-- Start Data for this exercise --

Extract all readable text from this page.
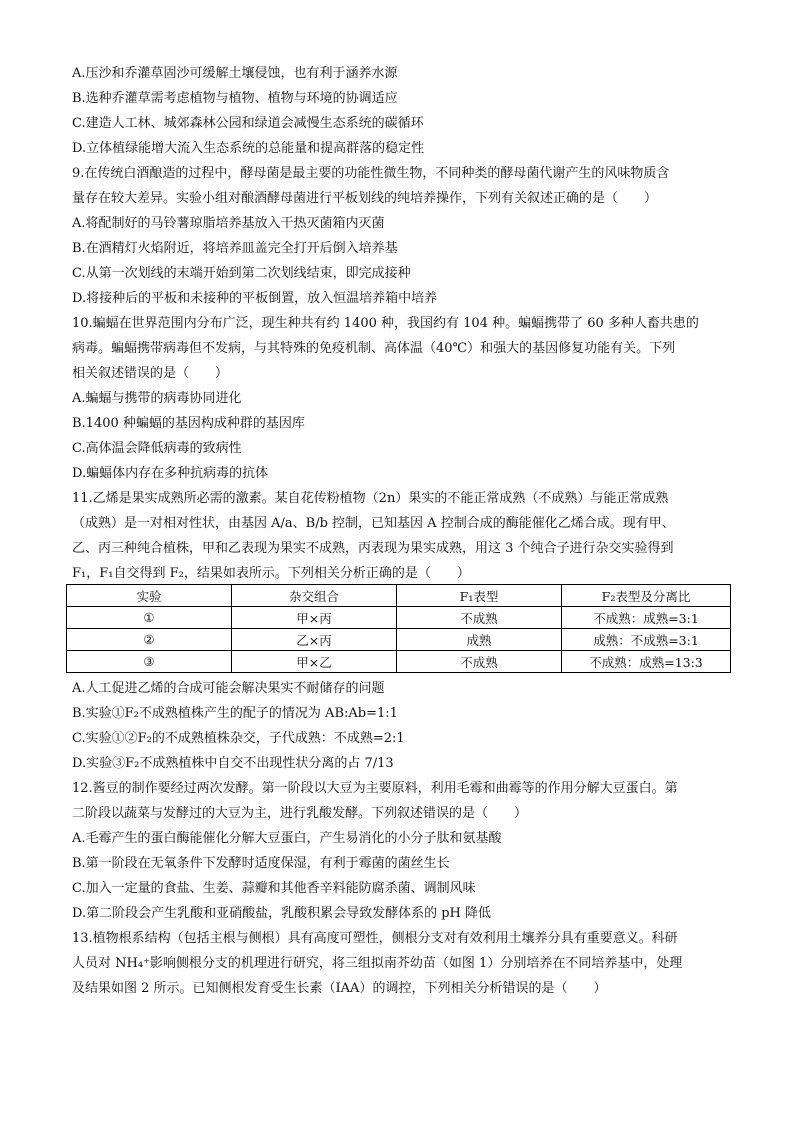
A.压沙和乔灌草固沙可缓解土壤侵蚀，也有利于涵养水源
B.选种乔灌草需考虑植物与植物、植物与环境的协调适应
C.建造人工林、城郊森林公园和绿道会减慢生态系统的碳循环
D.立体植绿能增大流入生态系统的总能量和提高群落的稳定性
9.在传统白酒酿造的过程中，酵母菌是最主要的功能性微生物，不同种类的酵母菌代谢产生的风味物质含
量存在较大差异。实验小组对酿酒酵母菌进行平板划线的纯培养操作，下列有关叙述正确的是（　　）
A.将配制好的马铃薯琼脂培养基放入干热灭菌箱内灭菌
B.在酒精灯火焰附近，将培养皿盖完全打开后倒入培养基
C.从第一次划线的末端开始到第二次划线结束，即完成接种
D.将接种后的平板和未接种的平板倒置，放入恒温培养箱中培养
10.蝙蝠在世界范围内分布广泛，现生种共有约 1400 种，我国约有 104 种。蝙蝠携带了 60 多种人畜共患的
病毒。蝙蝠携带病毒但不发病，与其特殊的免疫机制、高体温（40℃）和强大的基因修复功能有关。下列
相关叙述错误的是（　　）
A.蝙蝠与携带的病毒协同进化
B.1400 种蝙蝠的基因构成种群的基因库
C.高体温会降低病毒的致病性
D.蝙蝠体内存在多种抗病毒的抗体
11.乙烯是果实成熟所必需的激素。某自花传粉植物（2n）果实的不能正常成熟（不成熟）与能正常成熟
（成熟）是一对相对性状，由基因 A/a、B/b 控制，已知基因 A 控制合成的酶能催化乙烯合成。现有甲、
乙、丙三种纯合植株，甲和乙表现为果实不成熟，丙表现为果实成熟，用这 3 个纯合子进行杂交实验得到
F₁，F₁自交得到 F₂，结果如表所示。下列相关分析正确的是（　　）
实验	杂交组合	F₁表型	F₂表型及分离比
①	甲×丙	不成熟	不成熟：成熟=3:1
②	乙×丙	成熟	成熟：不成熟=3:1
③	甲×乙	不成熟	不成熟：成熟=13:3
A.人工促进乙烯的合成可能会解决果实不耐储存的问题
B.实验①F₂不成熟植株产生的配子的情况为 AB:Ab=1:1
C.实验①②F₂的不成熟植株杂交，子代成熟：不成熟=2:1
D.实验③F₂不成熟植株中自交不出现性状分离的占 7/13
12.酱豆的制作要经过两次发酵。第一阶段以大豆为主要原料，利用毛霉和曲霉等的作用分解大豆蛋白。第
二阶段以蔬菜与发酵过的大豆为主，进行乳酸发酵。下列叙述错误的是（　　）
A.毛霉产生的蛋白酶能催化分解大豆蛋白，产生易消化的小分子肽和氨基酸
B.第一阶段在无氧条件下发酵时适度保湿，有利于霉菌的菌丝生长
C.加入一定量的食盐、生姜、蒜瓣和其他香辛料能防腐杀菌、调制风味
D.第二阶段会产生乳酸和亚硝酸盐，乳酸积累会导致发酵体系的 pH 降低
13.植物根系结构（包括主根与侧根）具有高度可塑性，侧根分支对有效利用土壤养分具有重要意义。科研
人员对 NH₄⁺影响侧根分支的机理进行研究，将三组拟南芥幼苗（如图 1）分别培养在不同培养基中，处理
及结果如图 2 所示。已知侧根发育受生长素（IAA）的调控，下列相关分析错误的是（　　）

-- End Data for this exercise --
-- Start Data for this exercise --

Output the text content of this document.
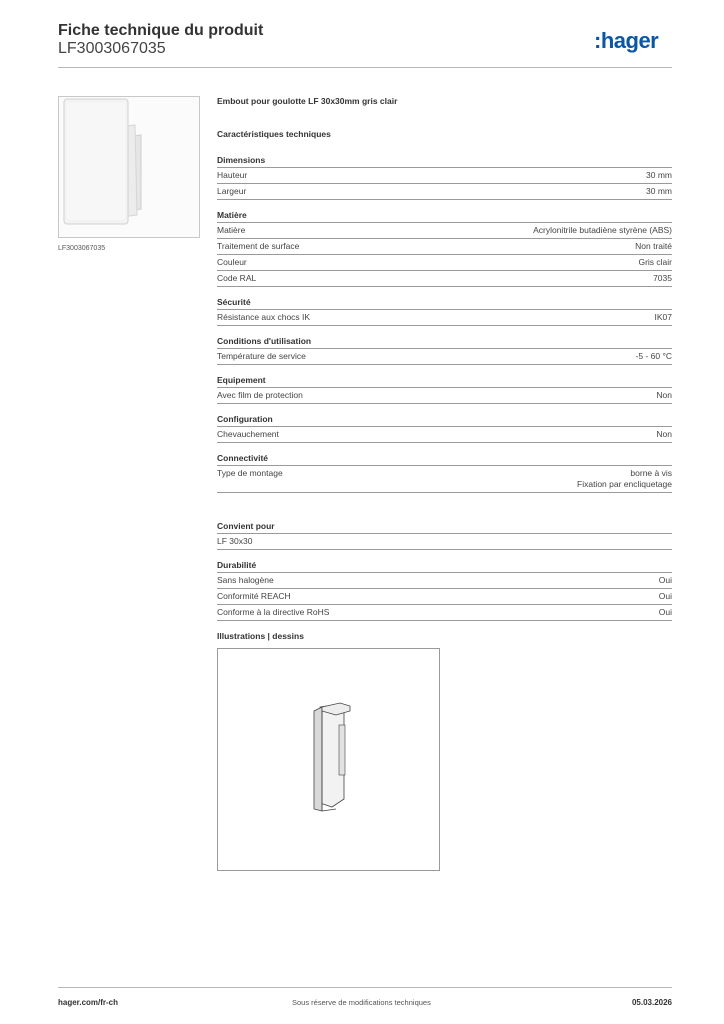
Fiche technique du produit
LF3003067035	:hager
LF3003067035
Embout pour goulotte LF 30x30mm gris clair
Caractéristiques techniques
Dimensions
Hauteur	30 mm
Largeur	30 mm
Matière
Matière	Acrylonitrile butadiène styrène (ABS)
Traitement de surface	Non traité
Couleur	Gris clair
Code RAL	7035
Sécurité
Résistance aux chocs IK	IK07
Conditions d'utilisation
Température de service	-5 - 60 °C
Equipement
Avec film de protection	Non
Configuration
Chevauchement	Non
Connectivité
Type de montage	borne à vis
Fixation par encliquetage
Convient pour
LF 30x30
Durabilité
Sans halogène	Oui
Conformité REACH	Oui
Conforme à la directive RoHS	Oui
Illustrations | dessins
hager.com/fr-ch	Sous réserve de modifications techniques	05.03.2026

-- End Data for this exercise --

Look through the entries above and list every line containing "clair".

## Correct result
Embout pour goulotte LF 30x30mm gris clair
Couleur	Gris clair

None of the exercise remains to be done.